Work required >>
Search the data for the word "this". Reproduce every line where it is found.

++++++++++

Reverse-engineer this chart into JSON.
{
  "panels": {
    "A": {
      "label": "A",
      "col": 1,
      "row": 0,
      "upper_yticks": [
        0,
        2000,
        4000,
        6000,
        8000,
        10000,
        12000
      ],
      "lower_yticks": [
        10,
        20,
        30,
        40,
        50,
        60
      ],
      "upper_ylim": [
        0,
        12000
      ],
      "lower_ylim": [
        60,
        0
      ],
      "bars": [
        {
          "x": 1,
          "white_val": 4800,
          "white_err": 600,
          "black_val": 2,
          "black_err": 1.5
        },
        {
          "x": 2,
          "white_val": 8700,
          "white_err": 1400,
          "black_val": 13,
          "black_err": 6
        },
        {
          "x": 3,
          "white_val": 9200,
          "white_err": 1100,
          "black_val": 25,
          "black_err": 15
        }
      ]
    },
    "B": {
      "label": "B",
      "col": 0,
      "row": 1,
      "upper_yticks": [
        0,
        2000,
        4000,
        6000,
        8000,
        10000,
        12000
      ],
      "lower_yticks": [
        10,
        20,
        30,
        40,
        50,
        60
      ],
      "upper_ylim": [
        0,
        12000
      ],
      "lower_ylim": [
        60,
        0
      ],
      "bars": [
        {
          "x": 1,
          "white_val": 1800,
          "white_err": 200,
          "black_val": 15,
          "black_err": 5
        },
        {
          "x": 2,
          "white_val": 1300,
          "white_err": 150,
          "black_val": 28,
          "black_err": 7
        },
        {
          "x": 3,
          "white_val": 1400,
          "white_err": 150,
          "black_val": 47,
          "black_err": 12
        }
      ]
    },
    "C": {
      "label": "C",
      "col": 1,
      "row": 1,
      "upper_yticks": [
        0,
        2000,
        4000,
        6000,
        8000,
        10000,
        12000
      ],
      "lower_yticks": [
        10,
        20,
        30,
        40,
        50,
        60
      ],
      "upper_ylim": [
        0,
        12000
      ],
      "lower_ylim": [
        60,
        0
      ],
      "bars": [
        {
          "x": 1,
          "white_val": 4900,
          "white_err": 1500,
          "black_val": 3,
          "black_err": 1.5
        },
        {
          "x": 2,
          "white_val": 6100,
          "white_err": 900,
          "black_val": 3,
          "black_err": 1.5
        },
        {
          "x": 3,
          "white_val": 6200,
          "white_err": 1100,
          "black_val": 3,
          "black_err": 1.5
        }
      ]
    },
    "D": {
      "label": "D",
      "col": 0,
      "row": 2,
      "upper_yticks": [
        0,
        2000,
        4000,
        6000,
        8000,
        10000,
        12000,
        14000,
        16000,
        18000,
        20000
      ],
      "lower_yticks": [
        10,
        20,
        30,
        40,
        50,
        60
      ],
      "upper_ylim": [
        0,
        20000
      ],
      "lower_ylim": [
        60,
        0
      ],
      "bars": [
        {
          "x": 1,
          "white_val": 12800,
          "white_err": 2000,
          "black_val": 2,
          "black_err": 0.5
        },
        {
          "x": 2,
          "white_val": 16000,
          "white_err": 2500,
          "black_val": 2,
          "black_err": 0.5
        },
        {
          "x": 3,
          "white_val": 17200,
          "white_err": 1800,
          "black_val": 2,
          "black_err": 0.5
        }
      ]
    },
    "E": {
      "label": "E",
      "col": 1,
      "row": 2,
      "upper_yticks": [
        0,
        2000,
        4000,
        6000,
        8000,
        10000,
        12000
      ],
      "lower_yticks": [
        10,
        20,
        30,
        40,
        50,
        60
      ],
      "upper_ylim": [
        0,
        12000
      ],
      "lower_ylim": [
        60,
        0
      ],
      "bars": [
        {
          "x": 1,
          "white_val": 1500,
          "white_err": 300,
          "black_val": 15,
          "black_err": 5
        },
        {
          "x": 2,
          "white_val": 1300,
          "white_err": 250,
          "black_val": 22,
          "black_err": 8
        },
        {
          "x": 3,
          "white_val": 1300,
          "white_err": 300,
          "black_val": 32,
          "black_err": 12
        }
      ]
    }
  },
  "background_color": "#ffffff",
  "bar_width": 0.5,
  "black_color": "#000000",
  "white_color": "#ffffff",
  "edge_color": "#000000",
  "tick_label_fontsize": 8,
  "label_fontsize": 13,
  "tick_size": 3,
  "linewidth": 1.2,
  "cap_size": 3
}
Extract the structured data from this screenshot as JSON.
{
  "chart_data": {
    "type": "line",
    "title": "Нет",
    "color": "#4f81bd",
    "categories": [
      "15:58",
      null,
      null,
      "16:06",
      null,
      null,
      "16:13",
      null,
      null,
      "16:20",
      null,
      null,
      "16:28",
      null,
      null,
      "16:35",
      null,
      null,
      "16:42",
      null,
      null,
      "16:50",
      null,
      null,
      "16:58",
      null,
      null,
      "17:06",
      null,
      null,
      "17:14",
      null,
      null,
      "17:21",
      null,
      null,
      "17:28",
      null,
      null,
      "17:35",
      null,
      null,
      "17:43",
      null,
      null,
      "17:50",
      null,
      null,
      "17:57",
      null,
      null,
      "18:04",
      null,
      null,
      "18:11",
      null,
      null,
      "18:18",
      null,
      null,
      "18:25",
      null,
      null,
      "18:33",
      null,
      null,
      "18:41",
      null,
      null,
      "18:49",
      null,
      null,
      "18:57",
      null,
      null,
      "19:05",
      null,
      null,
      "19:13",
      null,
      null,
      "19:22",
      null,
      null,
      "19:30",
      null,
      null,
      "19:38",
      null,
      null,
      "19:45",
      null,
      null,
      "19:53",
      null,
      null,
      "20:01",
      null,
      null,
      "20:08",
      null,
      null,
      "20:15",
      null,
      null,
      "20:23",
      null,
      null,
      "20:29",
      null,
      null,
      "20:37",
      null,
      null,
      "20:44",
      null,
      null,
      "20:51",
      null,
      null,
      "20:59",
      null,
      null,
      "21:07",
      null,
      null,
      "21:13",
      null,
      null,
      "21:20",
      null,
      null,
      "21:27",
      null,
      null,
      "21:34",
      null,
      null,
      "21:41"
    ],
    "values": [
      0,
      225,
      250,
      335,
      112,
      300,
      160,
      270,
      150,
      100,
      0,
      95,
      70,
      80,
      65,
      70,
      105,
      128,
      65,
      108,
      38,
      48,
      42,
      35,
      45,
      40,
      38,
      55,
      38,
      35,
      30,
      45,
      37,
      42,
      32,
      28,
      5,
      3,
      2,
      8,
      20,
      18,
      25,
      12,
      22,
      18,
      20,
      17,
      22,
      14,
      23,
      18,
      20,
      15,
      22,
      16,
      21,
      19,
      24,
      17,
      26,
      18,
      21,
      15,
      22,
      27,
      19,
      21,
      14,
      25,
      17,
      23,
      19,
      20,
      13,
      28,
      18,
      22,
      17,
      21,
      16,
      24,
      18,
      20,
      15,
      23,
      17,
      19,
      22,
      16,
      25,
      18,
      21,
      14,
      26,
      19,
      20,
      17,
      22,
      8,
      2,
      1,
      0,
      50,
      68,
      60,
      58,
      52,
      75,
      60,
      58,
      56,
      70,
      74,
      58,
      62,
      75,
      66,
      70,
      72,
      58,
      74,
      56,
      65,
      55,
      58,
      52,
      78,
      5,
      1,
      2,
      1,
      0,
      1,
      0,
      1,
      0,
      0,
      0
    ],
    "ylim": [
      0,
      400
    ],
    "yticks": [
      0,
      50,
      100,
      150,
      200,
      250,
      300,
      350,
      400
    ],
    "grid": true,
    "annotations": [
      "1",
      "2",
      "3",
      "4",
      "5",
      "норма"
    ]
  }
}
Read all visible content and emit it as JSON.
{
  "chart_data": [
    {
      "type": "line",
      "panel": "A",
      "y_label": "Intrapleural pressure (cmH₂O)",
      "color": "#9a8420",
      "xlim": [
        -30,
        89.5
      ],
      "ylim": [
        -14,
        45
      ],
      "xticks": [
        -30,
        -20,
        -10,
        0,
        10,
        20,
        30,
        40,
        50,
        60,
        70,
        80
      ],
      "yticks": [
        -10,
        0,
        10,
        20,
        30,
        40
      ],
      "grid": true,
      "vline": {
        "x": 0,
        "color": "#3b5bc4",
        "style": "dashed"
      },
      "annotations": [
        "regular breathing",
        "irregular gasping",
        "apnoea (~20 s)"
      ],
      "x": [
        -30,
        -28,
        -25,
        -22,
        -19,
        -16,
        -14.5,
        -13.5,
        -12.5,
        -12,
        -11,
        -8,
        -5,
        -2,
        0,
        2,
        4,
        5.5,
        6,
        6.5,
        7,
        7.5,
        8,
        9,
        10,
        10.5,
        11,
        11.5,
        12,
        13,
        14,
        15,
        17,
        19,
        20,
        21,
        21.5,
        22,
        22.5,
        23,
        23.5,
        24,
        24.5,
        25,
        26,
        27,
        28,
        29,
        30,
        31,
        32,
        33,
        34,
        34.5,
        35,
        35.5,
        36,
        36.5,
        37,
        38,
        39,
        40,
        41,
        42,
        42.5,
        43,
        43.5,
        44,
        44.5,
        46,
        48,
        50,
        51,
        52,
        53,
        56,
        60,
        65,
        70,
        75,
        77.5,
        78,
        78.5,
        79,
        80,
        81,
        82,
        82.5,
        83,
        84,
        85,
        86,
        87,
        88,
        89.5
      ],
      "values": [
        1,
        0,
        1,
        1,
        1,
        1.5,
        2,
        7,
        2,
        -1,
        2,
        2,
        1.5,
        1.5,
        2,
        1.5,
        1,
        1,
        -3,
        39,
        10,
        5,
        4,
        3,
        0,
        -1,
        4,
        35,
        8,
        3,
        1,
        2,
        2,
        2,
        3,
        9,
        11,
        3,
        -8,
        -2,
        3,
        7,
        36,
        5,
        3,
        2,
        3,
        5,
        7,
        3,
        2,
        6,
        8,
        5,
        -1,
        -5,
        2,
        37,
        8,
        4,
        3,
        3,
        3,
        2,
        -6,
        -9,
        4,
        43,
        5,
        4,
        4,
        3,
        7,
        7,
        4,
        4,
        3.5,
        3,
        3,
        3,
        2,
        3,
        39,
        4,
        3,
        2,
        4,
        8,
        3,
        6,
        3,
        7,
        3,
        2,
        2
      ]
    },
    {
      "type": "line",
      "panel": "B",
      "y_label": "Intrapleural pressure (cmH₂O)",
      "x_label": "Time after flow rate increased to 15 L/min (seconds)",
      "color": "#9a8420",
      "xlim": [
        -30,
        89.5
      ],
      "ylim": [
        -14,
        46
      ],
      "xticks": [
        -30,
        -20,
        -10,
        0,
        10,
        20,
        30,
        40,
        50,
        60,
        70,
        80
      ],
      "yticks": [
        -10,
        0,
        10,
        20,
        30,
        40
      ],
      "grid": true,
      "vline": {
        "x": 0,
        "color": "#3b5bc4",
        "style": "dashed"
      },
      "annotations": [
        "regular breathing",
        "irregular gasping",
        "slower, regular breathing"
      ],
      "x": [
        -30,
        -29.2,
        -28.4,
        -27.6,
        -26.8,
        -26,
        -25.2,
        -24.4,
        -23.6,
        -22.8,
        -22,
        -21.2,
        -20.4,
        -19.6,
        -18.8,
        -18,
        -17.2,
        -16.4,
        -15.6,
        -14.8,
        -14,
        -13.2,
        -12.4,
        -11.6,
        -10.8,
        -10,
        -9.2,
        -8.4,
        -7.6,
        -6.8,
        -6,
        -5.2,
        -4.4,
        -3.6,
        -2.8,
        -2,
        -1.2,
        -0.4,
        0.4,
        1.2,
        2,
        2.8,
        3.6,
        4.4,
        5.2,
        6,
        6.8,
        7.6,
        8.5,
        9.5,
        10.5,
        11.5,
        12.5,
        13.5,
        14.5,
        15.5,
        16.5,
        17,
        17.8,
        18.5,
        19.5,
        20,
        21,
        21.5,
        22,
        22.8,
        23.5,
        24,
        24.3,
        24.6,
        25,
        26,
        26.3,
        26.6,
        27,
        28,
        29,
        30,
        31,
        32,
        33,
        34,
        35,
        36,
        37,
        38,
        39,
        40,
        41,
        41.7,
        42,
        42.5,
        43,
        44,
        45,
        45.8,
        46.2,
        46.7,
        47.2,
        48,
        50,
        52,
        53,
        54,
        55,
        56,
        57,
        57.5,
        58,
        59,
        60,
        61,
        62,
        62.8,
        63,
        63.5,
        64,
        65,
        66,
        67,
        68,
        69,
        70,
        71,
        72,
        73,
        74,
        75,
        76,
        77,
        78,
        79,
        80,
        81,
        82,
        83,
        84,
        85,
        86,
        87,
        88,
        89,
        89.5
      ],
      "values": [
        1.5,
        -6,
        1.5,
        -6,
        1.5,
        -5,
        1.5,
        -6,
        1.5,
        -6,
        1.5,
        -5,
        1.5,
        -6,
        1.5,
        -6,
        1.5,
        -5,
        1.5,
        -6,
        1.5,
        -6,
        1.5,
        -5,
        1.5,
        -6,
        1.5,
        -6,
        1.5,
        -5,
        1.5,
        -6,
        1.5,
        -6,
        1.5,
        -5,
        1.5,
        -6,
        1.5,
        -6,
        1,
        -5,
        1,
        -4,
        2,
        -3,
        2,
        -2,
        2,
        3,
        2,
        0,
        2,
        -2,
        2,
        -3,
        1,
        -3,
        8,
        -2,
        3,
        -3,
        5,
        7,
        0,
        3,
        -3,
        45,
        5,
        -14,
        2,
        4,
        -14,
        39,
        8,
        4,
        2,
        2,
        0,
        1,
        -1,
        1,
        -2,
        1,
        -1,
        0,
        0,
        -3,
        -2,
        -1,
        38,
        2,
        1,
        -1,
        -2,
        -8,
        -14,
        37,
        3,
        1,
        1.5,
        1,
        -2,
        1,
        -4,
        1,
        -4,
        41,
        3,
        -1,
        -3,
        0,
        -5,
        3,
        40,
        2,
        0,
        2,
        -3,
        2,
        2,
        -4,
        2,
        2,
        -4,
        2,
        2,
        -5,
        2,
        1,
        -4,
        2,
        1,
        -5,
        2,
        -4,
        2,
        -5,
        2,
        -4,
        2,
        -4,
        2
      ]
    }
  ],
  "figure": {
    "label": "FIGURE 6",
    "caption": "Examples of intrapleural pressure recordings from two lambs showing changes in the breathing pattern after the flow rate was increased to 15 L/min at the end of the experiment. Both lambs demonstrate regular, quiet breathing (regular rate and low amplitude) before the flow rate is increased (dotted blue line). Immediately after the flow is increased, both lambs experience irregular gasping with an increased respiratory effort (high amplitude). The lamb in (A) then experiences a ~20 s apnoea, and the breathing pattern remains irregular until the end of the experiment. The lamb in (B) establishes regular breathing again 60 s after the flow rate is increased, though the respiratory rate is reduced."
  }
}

++++++++++

The solution >>
Reverse-engineer this chart into JSON.
Extract the structured data from this screenshot as JSON.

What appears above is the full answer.